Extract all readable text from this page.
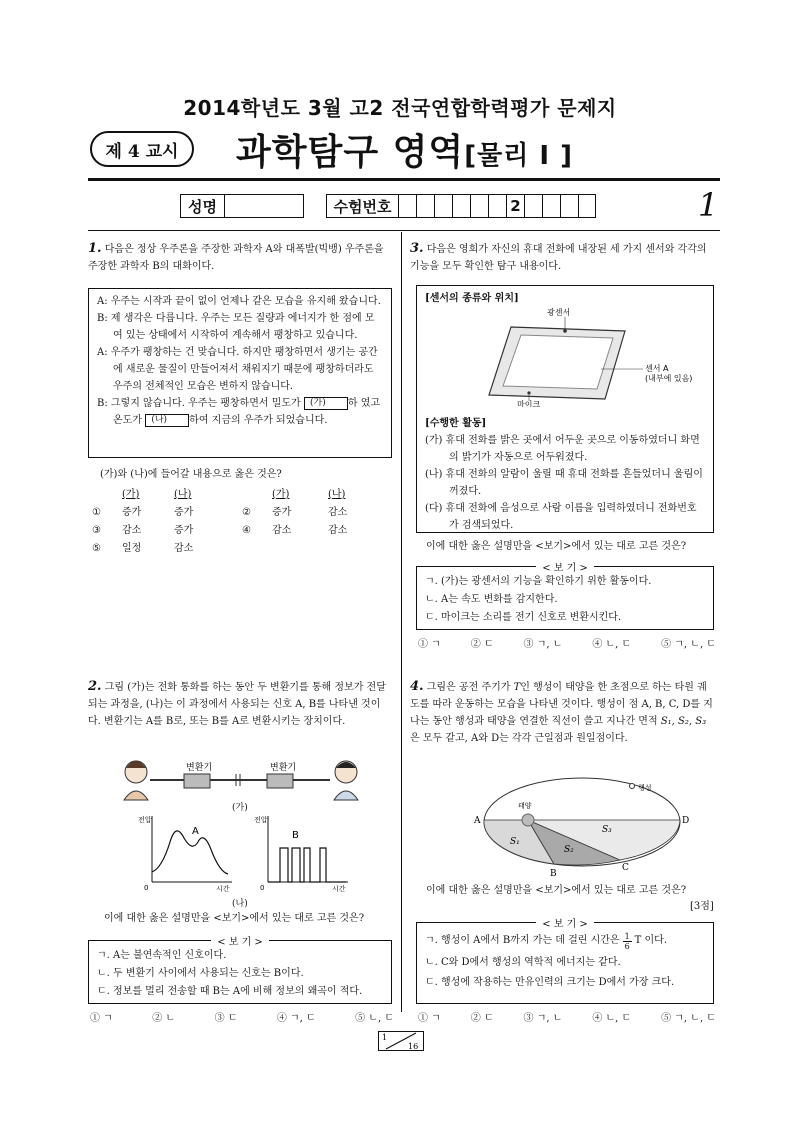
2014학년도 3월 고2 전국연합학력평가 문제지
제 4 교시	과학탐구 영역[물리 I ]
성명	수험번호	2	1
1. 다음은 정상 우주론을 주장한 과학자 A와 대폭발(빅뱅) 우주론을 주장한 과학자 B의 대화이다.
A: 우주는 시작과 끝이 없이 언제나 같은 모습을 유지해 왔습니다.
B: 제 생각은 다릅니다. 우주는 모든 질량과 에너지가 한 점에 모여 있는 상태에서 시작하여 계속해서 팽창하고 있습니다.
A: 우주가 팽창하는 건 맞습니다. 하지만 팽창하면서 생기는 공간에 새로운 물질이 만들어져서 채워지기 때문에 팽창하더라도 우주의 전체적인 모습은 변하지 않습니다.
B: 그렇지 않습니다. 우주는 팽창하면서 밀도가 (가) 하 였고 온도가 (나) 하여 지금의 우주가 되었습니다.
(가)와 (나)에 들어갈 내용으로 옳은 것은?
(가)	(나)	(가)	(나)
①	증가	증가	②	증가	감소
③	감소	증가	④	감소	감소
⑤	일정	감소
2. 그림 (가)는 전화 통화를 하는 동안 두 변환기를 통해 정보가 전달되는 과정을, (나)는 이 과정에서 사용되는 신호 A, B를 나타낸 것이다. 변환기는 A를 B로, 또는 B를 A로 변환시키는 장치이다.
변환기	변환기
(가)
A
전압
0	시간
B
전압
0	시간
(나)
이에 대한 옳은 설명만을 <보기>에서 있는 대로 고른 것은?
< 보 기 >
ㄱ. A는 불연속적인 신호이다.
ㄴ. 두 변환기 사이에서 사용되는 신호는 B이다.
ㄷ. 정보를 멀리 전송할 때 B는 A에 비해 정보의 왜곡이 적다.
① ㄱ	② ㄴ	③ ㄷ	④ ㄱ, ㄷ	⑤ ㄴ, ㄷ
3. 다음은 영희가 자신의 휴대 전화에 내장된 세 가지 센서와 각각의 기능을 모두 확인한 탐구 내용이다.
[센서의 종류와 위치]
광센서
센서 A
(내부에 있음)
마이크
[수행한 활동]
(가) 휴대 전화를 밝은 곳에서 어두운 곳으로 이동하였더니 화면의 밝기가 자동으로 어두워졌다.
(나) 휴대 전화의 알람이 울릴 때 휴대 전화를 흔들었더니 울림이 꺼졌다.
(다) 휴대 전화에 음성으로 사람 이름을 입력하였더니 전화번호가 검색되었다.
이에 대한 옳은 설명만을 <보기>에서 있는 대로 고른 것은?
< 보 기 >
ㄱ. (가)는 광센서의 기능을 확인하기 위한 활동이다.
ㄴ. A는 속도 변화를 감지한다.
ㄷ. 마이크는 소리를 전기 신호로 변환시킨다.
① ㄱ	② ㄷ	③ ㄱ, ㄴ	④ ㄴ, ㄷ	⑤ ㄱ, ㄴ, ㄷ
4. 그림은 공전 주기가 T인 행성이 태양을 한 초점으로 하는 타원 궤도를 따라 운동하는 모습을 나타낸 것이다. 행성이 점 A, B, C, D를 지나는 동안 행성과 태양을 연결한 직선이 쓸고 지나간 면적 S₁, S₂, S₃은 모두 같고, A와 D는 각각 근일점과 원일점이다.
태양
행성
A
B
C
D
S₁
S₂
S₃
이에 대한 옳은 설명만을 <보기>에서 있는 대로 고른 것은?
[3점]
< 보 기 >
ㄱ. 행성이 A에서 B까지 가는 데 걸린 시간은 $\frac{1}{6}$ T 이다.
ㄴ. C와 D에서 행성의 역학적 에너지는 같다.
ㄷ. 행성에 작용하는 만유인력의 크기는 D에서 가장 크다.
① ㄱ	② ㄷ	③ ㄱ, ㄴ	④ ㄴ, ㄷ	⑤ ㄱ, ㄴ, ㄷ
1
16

::::::

▶ Exercise goal
Set down the records in full and exactly. Do not carry over any image.

▶ The answer
Extract all readable text from this page.
2014학년도 3월 고2 전국연합학력평가 문제지
제 4 교시	과학탐구 영역[물리 I ]
성명	수험번호	2	1
1. 다음은 정상 우주론을 주장한 과학자 A와 대폭발(빅뱅) 우주론을 주장한 과학자 B의 대화이다.
A: 우주는 시작과 끝이 없이 언제나 같은 모습을 유지해 왔습니다.
B: 제 생각은 다릅니다. 우주는 모든 질량과 에너지가 한 점에 모여 있는 상태에서 시작하여 계속해서 팽창하고 있습니다.
A: 우주가 팽창하는 건 맞습니다. 하지만 팽창하면서 생기는 공간에 새로운 물질이 만들어져서 채워지기 때문에 팽창하더라도 우주의 전체적인 모습은 변하지 않습니다.
B: 그렇지 않습니다. 우주는 팽창하면서 밀도가 (가) 하 였고 온도가 (나) 하여 지금의 우주가 되었습니다.
(가)와 (나)에 들어갈 내용으로 옳은 것은?
(가)	(나)	(가)	(나)
①	증가	증가	②	증가	감소
③	감소	증가	④	감소	감소
⑤	일정	감소
2. 그림 (가)는 전화 통화를 하는 동안 두 변환기를 통해 정보가 전달되는 과정을, (나)는 이 과정에서 사용되는 신호 A, B를 나타낸 것이다. 변환기는 A를 B로, 또는 B를 A로 변환시키는 장치이다.
변환기	변환기
(가)
A
전압
0	시간
B
전압
0	시간
(나)
이에 대한 옳은 설명만을 <보기>에서 있는 대로 고른 것은?
< 보 기 >
ㄱ. A는 불연속적인 신호이다.
ㄴ. 두 변환기 사이에서 사용되는 신호는 B이다.
ㄷ. 정보를 멀리 전송할 때 B는 A에 비해 정보의 왜곡이 적다.
① ㄱ	② ㄴ	③ ㄷ	④ ㄱ, ㄷ	⑤ ㄴ, ㄷ
3. 다음은 영희가 자신의 휴대 전화에 내장된 세 가지 센서와 각각의 기능을 모두 확인한 탐구 내용이다.
[센서의 종류와 위치]
광센서
센서 A
(내부에 있음)
마이크
[수행한 활동]
(가) 휴대 전화를 밝은 곳에서 어두운 곳으로 이동하였더니 화면의 밝기가 자동으로 어두워졌다.
(나) 휴대 전화의 알람이 울릴 때 휴대 전화를 흔들었더니 울림이 꺼졌다.
(다) 휴대 전화에 음성으로 사람 이름을 입력하였더니 전화번호가 검색되었다.
이에 대한 옳은 설명만을 <보기>에서 있는 대로 고른 것은?
< 보 기 >
ㄱ. (가)는 광센서의 기능을 확인하기 위한 활동이다.
ㄴ. A는 속도 변화를 감지한다.
ㄷ. 마이크는 소리를 전기 신호로 변환시킨다.
① ㄱ	② ㄷ	③ ㄱ, ㄴ	④ ㄴ, ㄷ	⑤ ㄱ, ㄴ, ㄷ
4. 그림은 공전 주기가 T인 행성이 태양을 한 초점으로 하는 타원 궤도를 따라 운동하는 모습을 나타낸 것이다. 행성이 점 A, B, C, D를 지나는 동안 행성과 태양을 연결한 직선이 쓸고 지나간 면적 S₁, S₂, S₃은 모두 같고, A와 D는 각각 근일점과 원일점이다.
태양
행성
A
B
C
D
S₁
S₂
S₃
이에 대한 옳은 설명만을 <보기>에서 있는 대로 고른 것은?
[3점]
< 보 기 >
ㄱ. 행성이 A에서 B까지 가는 데 걸린 시간은 $\frac{1}{6}$ T 이다.
ㄴ. C와 D에서 행성의 역학적 에너지는 같다.
ㄷ. 행성에 작용하는 만유인력의 크기는 D에서 가장 크다.
① ㄱ	② ㄷ	③ ㄱ, ㄴ	④ ㄴ, ㄷ	⑤ ㄱ, ㄴ, ㄷ
1
16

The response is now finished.